▶ _Given exercise_:
Below is a listing; copy all of it exactly.

[Start Input material]

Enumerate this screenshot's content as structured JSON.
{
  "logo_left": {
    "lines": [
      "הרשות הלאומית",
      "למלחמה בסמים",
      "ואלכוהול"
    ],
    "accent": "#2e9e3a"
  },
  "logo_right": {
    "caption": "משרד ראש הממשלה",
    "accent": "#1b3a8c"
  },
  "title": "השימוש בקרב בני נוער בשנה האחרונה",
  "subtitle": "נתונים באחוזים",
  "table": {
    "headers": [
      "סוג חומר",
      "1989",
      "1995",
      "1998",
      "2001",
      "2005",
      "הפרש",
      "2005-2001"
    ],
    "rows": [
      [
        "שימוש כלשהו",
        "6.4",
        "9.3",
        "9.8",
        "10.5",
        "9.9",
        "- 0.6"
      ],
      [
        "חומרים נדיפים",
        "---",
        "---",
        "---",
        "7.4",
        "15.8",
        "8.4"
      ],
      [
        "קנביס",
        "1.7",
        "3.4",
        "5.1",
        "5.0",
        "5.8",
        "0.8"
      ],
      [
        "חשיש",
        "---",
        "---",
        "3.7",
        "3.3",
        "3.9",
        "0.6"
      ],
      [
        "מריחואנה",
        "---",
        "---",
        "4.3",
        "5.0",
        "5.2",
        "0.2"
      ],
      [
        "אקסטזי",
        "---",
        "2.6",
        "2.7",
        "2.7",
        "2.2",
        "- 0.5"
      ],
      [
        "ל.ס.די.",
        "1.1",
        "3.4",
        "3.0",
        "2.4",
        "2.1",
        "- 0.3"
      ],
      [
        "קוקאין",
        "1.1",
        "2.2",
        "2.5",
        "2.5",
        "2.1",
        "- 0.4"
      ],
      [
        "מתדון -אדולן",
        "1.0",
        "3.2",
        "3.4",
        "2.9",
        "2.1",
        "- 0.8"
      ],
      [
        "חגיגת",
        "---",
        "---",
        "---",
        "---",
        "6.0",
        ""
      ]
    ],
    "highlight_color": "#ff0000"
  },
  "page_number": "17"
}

[End Input material]

▶ _Written solution_:
Enumerate this screenshot's content as structured JSON.
{
  "logo_left": {
    "lines": [
      "הרשות הלאומית",
      "למלחמה בסמים",
      "ואלכוהול"
    ],
    "accent": "#2e9e3a"
  },
  "logo_right": {
    "caption": "משרד ראש הממשלה",
    "accent": "#1b3a8c"
  },
  "title": "השימוש בקרב בני נוער בשנה האחרונה",
  "subtitle": "נתונים באחוזים",
  "table": {
    "headers": [
      "סוג חומר",
      "1989",
      "1995",
      "1998",
      "2001",
      "2005",
      "הפרש",
      "2005-2001"
    ],
    "rows": [
      [
        "שימוש כלשהו",
        "6.4",
        "9.3",
        "9.8",
        "10.5",
        "9.9",
        "- 0.6"
      ],
      [
        "חומרים נדיפים",
        "---",
        "---",
        "---",
        "7.4",
        "15.8",
        "8.4"
      ],
      [
        "קנביס",
        "1.7",
        "3.4",
        "5.1",
        "5.0",
        "5.8",
        "0.8"
      ],
      [
        "חשיש",
        "---",
        "---",
        "3.7",
        "3.3",
        "3.9",
        "0.6"
      ],
      [
        "מריחואנה",
        "---",
        "---",
        "4.3",
        "5.0",
        "5.2",
        "0.2"
      ],
      [
        "אקסטזי",
        "---",
        "2.6",
        "2.7",
        "2.7",
        "2.2",
        "- 0.5"
      ],
      [
        "ל.ס.די.",
        "1.1",
        "3.4",
        "3.0",
        "2.4",
        "2.1",
        "- 0.3"
      ],
      [
        "קוקאין",
        "1.1",
        "2.2",
        "2.5",
        "2.5",
        "2.1",
        "- 0.4"
      ],
      [
        "מתדון -אדולן",
        "1.0",
        "3.2",
        "3.4",
        "2.9",
        "2.1",
        "- 0.8"
      ],
      [
        "חגיגת",
        "---",
        "---",
        "---",
        "---",
        "6.0",
        ""
      ]
    ],
    "highlight_color": "#ff0000"
  },
  "page_number": "17"
}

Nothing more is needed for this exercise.